GIVEN REQUEST
List each line of the data that holds the string "Dissolved", please.

TASK INPUTS

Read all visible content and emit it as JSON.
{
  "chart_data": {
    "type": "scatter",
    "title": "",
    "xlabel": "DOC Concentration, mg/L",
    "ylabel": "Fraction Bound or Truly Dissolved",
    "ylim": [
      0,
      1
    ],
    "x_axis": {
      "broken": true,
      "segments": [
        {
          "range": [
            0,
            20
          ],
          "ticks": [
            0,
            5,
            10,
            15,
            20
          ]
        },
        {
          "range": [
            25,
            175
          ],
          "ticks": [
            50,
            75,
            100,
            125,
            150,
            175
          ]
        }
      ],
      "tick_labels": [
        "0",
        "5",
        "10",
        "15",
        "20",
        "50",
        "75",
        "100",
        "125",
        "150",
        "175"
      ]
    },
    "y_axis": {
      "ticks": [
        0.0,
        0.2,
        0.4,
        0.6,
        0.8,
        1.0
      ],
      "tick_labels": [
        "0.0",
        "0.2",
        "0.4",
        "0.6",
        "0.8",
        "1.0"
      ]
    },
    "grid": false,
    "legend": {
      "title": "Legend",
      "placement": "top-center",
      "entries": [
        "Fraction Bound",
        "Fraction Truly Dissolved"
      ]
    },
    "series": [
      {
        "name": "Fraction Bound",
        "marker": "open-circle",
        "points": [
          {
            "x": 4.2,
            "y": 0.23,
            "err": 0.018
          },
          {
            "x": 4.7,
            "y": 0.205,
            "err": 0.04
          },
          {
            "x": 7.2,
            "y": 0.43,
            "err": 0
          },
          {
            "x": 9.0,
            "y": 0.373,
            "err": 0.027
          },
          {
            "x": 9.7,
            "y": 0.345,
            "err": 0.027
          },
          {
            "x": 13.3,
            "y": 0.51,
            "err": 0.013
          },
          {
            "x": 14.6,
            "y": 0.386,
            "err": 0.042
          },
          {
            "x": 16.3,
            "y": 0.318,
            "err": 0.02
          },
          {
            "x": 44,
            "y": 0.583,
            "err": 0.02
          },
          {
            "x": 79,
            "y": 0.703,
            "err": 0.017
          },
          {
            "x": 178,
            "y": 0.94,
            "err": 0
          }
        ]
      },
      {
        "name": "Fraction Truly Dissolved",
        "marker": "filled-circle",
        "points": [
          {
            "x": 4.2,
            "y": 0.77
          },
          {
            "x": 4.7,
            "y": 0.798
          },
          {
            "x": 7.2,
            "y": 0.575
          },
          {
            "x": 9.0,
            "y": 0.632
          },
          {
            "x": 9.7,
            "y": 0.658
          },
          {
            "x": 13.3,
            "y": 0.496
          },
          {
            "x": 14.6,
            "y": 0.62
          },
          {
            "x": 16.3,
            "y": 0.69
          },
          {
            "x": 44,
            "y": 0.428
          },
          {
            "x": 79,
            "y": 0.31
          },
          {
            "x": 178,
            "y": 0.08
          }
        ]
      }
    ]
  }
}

FINISHED TASK
    "ylabel": "Fraction Bound or Truly Dissolved",
        "Fraction Truly Dissolved"
        "name": "Fraction Truly Dissolved",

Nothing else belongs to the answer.